━━━ PROVIDED MATERIAL
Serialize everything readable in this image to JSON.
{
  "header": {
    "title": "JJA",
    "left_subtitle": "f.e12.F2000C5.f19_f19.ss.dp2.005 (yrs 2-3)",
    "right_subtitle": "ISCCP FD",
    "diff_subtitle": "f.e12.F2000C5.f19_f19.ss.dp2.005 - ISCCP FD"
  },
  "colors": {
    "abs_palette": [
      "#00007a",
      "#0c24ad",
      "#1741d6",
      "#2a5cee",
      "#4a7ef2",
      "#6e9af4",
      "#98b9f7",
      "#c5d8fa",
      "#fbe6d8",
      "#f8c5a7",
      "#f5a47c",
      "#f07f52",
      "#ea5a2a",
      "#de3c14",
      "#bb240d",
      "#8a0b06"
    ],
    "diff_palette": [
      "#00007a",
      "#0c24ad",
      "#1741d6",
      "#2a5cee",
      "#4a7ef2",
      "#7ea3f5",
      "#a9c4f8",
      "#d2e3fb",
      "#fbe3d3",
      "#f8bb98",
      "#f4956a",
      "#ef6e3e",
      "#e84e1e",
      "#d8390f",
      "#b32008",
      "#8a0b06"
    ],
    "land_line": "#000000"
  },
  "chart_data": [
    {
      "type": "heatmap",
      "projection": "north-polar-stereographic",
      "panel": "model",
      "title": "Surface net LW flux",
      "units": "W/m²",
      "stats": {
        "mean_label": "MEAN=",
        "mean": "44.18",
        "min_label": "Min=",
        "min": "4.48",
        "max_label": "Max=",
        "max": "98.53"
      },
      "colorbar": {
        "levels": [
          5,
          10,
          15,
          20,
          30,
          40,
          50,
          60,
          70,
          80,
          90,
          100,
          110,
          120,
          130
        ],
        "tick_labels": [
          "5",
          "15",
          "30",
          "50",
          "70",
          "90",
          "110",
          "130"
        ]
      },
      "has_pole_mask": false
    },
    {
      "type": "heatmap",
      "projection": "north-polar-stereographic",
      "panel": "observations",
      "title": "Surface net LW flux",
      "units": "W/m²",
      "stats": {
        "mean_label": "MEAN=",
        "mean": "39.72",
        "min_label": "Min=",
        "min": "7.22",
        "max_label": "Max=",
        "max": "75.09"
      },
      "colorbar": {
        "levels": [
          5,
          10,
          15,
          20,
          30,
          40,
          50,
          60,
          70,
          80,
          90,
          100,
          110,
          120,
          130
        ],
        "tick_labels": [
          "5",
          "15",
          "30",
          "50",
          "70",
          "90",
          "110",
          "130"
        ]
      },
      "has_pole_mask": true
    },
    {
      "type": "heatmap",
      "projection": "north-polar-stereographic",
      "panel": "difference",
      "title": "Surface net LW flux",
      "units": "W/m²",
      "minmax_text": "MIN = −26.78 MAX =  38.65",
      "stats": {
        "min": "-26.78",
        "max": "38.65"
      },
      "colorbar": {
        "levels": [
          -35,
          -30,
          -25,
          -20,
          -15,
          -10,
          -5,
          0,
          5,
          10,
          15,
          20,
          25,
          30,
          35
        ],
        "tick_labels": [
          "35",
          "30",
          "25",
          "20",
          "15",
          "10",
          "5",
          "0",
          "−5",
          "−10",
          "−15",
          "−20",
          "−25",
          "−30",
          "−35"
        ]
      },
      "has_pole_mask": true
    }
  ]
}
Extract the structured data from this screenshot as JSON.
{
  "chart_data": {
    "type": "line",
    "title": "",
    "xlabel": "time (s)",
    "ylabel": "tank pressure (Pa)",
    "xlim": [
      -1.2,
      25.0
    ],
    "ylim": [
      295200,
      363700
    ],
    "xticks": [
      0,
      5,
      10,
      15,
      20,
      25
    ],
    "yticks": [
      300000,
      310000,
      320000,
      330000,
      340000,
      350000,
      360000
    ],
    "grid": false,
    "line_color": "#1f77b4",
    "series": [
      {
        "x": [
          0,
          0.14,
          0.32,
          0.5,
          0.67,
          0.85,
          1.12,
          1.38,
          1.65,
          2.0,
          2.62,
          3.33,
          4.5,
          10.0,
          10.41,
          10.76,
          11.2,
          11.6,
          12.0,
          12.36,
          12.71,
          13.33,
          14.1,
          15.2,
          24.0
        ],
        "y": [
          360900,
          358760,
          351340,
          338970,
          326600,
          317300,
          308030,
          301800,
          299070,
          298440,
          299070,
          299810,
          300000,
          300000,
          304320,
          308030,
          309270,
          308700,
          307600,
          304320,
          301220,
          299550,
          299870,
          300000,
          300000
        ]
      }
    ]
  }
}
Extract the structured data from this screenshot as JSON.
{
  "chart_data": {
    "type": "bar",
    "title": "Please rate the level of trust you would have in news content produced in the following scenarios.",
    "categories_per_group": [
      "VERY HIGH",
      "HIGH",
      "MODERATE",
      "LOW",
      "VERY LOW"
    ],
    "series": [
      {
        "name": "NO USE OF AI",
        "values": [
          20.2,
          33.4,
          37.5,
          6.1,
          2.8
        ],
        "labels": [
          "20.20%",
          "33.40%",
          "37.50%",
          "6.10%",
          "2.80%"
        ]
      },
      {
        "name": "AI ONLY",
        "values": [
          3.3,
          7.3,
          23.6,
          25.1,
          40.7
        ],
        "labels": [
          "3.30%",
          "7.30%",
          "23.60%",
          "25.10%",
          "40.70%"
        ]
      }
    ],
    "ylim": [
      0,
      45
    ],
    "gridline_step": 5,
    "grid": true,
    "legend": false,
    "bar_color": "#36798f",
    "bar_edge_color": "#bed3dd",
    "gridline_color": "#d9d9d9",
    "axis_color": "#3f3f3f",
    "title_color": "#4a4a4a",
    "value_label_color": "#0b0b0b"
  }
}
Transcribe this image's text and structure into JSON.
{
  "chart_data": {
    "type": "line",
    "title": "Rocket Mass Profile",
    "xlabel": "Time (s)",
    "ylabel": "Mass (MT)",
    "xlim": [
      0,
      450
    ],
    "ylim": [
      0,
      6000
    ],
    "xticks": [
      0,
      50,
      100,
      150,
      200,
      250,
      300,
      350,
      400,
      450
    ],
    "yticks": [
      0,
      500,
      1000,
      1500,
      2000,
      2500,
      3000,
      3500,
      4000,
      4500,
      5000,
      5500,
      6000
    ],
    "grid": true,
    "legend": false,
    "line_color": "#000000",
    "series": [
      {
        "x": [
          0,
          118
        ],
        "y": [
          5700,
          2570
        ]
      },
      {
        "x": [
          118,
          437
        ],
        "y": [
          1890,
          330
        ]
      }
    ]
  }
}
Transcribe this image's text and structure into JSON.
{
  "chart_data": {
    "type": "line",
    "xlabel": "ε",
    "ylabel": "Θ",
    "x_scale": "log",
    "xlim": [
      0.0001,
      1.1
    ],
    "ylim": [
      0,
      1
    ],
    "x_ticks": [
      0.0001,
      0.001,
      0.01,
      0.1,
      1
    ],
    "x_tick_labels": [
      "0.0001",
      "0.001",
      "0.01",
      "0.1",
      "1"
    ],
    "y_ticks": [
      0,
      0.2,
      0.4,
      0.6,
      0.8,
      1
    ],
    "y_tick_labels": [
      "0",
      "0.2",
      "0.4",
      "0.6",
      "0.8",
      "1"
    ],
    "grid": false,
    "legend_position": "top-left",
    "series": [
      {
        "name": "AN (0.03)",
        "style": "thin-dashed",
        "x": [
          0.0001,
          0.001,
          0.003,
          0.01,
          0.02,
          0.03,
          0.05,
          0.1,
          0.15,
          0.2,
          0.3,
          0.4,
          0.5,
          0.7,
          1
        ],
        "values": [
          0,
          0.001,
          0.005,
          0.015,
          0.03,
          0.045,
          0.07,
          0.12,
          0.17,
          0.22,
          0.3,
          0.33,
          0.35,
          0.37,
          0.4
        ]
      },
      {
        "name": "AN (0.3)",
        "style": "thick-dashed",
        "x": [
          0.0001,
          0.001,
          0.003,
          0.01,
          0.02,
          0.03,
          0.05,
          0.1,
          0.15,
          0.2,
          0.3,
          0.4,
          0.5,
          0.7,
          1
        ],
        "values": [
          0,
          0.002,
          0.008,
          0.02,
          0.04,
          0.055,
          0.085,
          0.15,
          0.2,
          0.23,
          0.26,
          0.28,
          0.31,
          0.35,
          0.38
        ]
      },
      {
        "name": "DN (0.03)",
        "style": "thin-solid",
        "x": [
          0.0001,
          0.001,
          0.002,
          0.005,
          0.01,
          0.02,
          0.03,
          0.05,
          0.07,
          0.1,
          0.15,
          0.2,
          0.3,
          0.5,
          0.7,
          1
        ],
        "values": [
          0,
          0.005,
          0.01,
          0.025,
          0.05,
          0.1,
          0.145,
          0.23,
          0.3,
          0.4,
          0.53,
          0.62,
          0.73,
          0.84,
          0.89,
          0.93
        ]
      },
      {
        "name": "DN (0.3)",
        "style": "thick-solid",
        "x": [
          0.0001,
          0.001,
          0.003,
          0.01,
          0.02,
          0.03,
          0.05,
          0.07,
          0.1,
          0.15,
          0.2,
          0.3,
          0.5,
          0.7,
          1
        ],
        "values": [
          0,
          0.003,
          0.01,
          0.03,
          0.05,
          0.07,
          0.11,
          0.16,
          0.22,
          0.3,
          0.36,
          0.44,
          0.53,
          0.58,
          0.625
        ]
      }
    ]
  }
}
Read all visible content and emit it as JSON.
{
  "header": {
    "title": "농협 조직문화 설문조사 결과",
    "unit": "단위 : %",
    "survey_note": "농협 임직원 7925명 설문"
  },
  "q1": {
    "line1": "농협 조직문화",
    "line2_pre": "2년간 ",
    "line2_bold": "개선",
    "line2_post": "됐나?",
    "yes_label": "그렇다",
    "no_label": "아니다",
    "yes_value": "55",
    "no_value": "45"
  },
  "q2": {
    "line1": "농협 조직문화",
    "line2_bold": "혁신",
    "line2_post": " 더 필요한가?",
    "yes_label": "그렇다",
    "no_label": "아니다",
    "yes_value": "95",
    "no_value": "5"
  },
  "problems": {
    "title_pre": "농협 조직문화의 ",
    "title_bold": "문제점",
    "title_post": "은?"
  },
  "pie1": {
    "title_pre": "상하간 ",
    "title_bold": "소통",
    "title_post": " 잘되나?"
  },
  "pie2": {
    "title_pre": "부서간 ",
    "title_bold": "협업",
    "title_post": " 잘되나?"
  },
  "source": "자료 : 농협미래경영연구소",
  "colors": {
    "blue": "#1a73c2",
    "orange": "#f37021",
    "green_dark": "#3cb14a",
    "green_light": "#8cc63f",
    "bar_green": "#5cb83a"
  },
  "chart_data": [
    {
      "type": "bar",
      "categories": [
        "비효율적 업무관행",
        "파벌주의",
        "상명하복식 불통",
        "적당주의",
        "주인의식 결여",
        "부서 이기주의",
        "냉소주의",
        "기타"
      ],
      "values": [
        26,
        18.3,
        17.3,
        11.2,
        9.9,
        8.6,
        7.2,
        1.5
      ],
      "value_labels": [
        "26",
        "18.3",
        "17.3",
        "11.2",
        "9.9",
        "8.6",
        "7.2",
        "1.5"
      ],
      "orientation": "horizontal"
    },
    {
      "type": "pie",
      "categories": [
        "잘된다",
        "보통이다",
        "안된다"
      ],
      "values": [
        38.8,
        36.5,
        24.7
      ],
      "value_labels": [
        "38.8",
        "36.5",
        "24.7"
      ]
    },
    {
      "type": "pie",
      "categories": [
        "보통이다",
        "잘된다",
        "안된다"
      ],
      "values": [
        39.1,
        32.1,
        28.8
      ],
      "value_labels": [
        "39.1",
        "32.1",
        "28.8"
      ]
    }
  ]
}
━━━━━━
- **WHAT IS ASKED**
Pick every line with "content" in it and copy it.

- **ANSWER FOR THE TASK**
    "title": "Please rate the level of trust you would have in news content produced in the following scenarios.",
Read all visible content and emit it as JSON.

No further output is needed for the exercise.